(Exercise materials)

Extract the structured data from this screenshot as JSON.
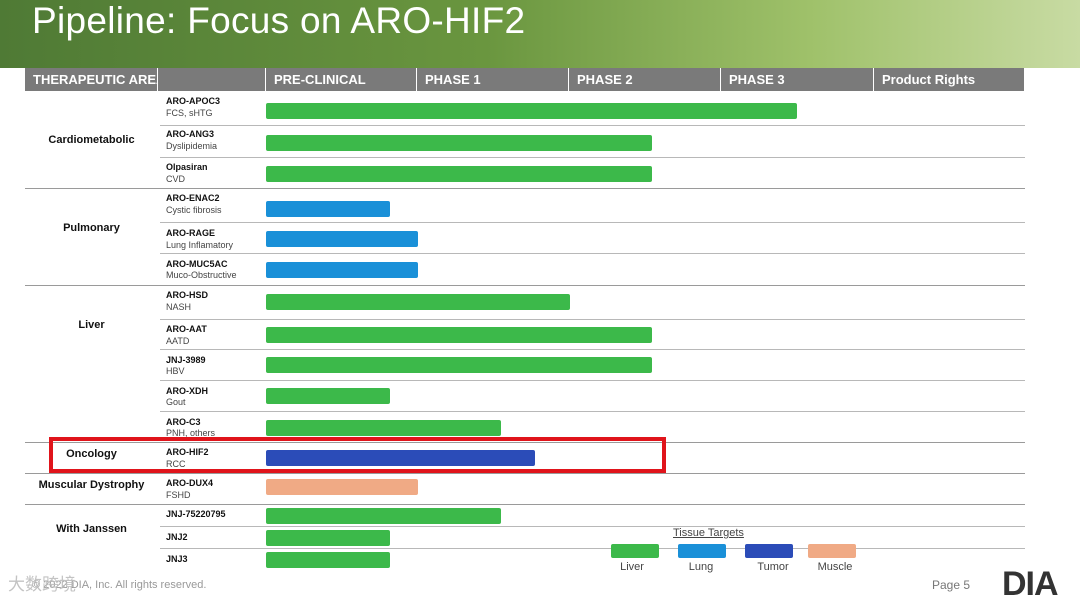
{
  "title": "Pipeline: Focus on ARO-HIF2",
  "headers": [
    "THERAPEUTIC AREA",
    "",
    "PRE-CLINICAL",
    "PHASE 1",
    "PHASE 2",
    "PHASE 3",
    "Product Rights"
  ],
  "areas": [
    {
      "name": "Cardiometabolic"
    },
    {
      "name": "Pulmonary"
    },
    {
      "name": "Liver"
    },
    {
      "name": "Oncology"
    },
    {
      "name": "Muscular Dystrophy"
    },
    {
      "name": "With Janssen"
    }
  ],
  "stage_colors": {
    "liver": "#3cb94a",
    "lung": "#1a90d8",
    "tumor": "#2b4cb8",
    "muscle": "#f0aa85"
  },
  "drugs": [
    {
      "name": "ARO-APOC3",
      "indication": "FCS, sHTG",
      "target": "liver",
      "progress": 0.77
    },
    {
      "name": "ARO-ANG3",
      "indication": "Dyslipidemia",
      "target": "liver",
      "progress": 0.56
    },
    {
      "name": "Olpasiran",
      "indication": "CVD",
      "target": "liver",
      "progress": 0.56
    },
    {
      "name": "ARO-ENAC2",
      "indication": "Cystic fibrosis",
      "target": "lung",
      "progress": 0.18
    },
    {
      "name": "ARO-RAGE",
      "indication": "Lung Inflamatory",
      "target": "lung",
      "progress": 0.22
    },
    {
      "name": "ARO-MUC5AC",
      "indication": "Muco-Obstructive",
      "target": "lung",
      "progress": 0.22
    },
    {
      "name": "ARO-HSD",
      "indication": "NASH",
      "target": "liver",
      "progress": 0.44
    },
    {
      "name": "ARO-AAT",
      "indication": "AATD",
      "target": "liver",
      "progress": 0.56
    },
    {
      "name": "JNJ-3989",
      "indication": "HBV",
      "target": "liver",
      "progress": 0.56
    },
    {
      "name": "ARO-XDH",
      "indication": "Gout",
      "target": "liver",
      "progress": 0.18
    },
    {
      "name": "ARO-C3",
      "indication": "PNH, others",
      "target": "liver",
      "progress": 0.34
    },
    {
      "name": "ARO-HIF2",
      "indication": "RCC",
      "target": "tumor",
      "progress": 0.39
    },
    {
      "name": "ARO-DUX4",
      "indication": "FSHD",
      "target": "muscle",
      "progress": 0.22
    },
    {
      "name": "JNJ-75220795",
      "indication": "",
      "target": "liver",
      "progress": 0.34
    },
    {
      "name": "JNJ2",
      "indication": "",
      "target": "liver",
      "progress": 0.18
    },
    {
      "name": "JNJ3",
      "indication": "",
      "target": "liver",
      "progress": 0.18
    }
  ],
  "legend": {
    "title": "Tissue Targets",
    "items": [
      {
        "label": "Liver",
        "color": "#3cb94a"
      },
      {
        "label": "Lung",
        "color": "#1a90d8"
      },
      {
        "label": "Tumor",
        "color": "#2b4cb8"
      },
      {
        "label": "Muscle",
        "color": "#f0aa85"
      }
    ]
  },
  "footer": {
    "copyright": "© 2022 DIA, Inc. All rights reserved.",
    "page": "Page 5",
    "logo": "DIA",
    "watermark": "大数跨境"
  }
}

(End Exercise materials)

- Exercise aim:
The answer must be the entries above, printed exactly, with no pictures.

- Response for this exercise:
Extract the structured data from this screenshot as JSON.
{
  "title": "Pipeline: Focus on ARO-HIF2",
  "headers": [
    "THERAPEUTIC AREA",
    "",
    "PRE-CLINICAL",
    "PHASE 1",
    "PHASE 2",
    "PHASE 3",
    "Product Rights"
  ],
  "areas": [
    {
      "name": "Cardiometabolic"
    },
    {
      "name": "Pulmonary"
    },
    {
      "name": "Liver"
    },
    {
      "name": "Oncology"
    },
    {
      "name": "Muscular Dystrophy"
    },
    {
      "name": "With Janssen"
    }
  ],
  "stage_colors": {
    "liver": "#3cb94a",
    "lung": "#1a90d8",
    "tumor": "#2b4cb8",
    "muscle": "#f0aa85"
  },
  "drugs": [
    {
      "name": "ARO-APOC3",
      "indication": "FCS, sHTG",
      "target": "liver",
      "progress": 0.77
    },
    {
      "name": "ARO-ANG3",
      "indication": "Dyslipidemia",
      "target": "liver",
      "progress": 0.56
    },
    {
      "name": "Olpasiran",
      "indication": "CVD",
      "target": "liver",
      "progress": 0.56
    },
    {
      "name": "ARO-ENAC2",
      "indication": "Cystic fibrosis",
      "target": "lung",
      "progress": 0.18
    },
    {
      "name": "ARO-RAGE",
      "indication": "Lung Inflamatory",
      "target": "lung",
      "progress": 0.22
    },
    {
      "name": "ARO-MUC5AC",
      "indication": "Muco-Obstructive",
      "target": "lung",
      "progress": 0.22
    },
    {
      "name": "ARO-HSD",
      "indication": "NASH",
      "target": "liver",
      "progress": 0.44
    },
    {
      "name": "ARO-AAT",
      "indication": "AATD",
      "target": "liver",
      "progress": 0.56
    },
    {
      "name": "JNJ-3989",
      "indication": "HBV",
      "target": "liver",
      "progress": 0.56
    },
    {
      "name": "ARO-XDH",
      "indication": "Gout",
      "target": "liver",
      "progress": 0.18
    },
    {
      "name": "ARO-C3",
      "indication": "PNH, others",
      "target": "liver",
      "progress": 0.34
    },
    {
      "name": "ARO-HIF2",
      "indication": "RCC",
      "target": "tumor",
      "progress": 0.39
    },
    {
      "name": "ARO-DUX4",
      "indication": "FSHD",
      "target": "muscle",
      "progress": 0.22
    },
    {
      "name": "JNJ-75220795",
      "indication": "",
      "target": "liver",
      "progress": 0.34
    },
    {
      "name": "JNJ2",
      "indication": "",
      "target": "liver",
      "progress": 0.18
    },
    {
      "name": "JNJ3",
      "indication": "",
      "target": "liver",
      "progress": 0.18
    }
  ],
  "legend": {
    "title": "Tissue Targets",
    "items": [
      {
        "label": "Liver",
        "color": "#3cb94a"
      },
      {
        "label": "Lung",
        "color": "#1a90d8"
      },
      {
        "label": "Tumor",
        "color": "#2b4cb8"
      },
      {
        "label": "Muscle",
        "color": "#f0aa85"
      }
    ]
  },
  "footer": {
    "copyright": "© 2022 DIA, Inc. All rights reserved.",
    "page": "Page 5",
    "logo": "DIA",
    "watermark": "大数跨境"
  }
}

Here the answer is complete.